Entries with figure data:
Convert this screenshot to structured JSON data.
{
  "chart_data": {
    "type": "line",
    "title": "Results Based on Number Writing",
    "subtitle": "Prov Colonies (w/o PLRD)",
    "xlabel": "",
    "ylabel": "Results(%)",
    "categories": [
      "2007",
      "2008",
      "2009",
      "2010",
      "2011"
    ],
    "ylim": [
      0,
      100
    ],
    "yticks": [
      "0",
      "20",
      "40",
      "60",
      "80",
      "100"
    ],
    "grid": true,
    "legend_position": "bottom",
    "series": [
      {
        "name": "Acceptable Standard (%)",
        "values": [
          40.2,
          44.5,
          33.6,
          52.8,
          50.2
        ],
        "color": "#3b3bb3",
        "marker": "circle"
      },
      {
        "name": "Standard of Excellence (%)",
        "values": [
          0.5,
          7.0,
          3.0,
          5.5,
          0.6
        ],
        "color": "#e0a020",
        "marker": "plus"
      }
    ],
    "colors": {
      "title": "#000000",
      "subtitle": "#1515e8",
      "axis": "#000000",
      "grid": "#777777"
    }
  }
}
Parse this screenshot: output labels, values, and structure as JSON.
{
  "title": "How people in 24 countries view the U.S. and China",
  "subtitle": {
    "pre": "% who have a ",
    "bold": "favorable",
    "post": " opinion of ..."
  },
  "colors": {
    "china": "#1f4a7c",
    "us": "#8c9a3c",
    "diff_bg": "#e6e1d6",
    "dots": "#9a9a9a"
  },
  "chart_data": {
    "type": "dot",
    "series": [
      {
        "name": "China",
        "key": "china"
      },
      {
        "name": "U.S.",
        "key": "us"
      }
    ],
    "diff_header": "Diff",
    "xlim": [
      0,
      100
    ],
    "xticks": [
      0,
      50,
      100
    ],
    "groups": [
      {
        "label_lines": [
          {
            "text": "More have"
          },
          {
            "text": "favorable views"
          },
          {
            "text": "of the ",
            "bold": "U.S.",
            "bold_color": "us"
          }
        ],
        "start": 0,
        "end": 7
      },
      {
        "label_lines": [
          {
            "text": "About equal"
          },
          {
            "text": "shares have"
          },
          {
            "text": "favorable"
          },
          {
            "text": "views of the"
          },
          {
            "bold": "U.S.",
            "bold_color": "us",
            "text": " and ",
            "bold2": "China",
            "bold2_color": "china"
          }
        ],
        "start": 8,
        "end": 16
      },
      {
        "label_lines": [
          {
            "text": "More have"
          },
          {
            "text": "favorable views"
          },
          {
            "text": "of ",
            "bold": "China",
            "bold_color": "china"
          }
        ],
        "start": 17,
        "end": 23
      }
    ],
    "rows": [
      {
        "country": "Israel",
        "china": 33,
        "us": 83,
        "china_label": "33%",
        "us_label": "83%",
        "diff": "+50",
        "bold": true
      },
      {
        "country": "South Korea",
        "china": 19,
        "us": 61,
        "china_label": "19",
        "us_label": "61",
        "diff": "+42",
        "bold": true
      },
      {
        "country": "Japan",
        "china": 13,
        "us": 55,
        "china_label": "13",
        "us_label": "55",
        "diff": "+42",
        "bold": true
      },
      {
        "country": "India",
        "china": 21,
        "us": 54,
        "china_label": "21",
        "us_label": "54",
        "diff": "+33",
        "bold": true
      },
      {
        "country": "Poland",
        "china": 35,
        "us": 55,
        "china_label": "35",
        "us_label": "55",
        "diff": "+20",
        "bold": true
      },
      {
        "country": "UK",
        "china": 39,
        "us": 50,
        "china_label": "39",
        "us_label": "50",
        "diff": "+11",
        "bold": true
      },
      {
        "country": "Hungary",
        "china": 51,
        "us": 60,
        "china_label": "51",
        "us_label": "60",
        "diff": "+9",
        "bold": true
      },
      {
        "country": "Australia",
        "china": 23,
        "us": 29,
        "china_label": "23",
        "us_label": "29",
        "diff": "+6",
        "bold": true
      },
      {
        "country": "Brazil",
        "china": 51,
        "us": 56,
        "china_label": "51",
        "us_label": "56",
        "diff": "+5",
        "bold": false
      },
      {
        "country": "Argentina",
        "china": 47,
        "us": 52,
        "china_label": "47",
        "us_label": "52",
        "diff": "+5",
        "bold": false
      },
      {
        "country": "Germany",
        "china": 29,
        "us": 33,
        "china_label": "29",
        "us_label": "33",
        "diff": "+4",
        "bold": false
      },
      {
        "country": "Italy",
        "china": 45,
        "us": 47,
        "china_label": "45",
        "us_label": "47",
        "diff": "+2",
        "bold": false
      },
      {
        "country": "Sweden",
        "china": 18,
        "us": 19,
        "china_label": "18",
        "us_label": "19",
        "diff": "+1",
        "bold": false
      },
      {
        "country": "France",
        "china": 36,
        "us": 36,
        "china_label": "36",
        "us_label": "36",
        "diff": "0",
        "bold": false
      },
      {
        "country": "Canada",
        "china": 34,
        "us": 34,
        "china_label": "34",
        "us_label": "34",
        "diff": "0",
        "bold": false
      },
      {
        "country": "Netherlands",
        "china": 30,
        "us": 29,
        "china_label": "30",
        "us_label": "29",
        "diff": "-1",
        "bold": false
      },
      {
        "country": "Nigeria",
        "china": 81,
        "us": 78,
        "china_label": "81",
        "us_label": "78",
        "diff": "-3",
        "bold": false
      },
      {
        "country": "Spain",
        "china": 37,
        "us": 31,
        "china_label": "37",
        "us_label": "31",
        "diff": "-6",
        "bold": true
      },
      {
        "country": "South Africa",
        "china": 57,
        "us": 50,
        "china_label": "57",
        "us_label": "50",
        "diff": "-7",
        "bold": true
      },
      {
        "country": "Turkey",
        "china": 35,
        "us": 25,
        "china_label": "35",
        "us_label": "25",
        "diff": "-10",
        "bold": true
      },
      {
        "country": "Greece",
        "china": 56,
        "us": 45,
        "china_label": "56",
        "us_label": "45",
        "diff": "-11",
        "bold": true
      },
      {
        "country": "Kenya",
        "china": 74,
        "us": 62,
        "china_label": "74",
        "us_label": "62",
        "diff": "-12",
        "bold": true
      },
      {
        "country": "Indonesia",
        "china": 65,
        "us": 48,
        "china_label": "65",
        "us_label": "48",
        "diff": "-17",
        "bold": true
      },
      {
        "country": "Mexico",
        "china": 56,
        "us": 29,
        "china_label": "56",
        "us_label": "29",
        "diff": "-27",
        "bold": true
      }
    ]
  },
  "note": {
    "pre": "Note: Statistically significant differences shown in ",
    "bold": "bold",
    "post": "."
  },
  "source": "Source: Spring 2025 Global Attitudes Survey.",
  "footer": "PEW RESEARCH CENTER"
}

◆ YOUR INSTRUCTIONS
From the data above, copy each line that has the string "Results".

◆ TASK ANSWER
    "title": "Results Based on Number Writing",
    "ylabel": "Results(%)",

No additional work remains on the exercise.